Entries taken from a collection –
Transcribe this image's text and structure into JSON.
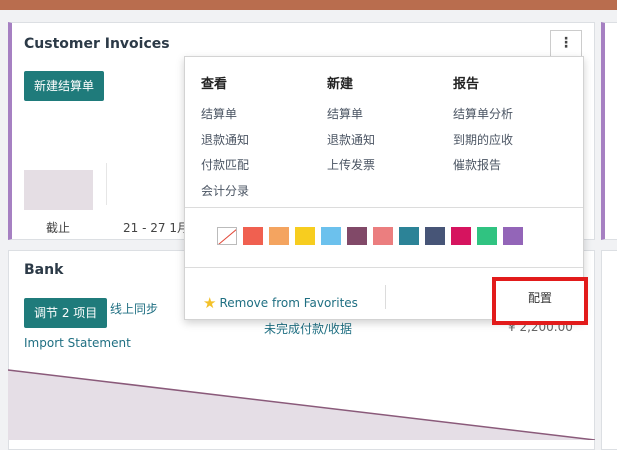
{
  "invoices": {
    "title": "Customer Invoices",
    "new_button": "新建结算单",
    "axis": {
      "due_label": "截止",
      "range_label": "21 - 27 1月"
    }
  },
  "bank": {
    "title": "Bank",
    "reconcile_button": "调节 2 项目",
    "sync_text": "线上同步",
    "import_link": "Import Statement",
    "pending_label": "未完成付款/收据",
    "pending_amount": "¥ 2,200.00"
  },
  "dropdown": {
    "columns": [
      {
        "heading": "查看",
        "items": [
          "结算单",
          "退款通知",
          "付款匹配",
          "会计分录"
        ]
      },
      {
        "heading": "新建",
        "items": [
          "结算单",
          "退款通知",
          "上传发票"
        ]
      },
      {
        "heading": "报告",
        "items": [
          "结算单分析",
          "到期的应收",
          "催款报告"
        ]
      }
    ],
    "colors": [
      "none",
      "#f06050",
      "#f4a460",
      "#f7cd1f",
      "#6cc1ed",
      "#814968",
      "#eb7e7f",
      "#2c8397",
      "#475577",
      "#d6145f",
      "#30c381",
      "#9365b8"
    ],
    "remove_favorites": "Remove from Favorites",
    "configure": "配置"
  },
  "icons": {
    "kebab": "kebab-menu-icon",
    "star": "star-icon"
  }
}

--

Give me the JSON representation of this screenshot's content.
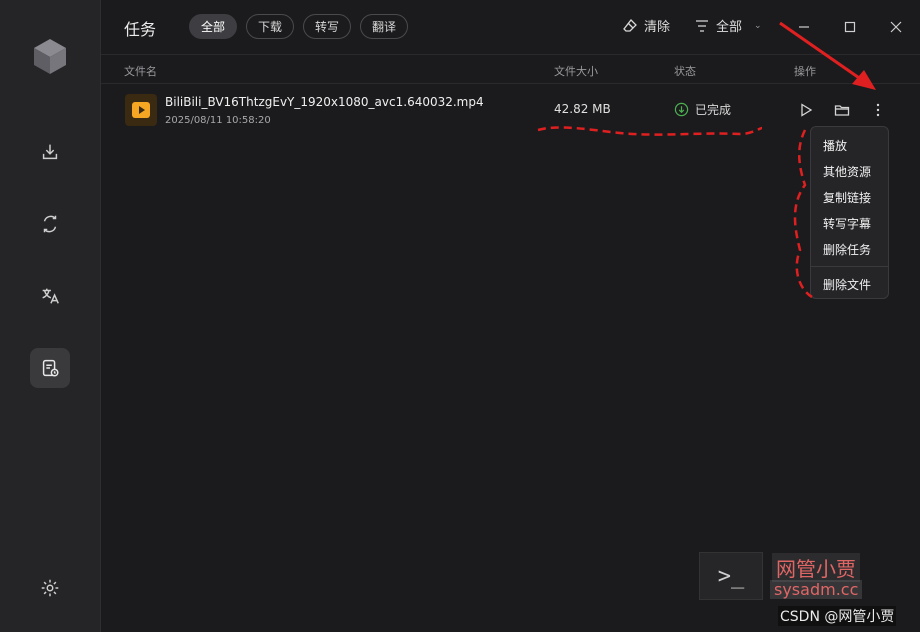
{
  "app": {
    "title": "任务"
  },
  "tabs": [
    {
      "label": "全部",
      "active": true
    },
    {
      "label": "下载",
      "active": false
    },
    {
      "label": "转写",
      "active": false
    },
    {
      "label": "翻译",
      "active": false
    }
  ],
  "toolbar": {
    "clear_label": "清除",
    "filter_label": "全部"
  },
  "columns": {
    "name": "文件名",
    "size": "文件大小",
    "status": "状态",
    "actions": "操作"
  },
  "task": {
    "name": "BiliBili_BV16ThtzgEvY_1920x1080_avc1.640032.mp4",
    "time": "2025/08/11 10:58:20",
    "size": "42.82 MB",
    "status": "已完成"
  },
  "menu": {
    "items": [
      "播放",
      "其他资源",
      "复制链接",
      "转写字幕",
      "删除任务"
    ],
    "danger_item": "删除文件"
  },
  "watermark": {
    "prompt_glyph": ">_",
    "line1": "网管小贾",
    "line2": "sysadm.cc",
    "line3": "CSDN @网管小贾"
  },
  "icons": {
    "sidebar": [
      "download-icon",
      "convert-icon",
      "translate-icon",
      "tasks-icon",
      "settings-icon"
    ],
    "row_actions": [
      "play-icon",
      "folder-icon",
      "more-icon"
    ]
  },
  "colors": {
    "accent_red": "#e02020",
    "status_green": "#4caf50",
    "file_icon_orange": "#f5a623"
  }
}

Description of the task –
From the listing above, collect each line in which the string "this" appears.

Exercise output –
Transcribe this image's text and structure into JSON.
Give me the JSON representation of this screenshot's content.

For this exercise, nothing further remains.